RECORD EXCERPTS:

◇ ◇ ◇

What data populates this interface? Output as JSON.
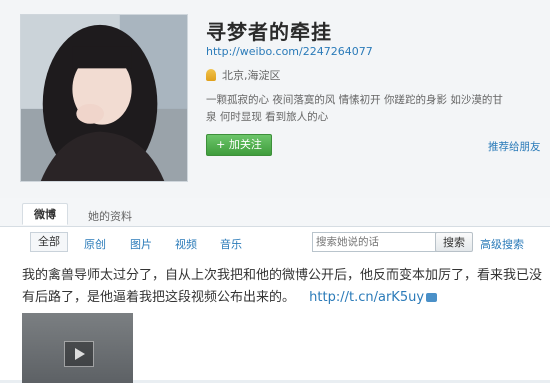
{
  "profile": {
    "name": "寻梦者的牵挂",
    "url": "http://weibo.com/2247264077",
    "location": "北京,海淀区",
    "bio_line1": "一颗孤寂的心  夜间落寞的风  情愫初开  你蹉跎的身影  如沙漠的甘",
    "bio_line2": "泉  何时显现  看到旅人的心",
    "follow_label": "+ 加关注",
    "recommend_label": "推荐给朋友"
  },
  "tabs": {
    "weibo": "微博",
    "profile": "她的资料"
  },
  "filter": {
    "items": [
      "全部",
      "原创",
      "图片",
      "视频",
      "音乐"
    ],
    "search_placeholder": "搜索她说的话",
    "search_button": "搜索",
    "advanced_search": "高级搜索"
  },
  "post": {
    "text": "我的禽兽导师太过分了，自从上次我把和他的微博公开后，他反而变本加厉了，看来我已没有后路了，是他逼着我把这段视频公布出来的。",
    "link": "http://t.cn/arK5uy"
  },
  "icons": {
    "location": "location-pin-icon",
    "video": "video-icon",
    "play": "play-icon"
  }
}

◇ ◇ ◇

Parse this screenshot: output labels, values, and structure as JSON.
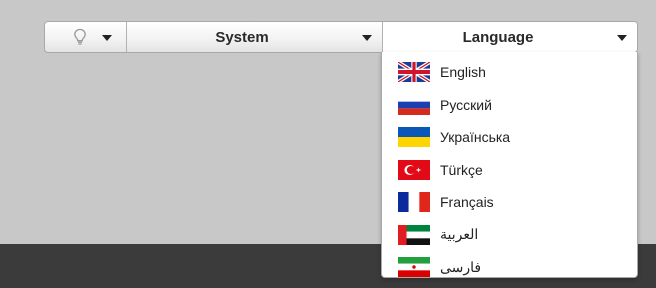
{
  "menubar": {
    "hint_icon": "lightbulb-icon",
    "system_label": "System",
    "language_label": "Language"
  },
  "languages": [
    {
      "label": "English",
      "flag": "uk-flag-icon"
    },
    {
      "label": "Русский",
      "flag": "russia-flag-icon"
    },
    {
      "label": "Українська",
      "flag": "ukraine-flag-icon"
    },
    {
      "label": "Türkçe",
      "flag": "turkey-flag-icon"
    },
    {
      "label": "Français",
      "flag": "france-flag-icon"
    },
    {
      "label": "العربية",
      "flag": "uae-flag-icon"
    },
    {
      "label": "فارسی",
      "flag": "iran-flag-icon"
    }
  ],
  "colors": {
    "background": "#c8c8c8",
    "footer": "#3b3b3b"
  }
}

◇ ◇ ◇

TASK DIRECTIONS:
Copy every line above that holds the word "this".

EXERCISE ANSWER:
What data populates this interface? Output as JSON.
Parse this screenshot: output labels, values, and structure as JSON.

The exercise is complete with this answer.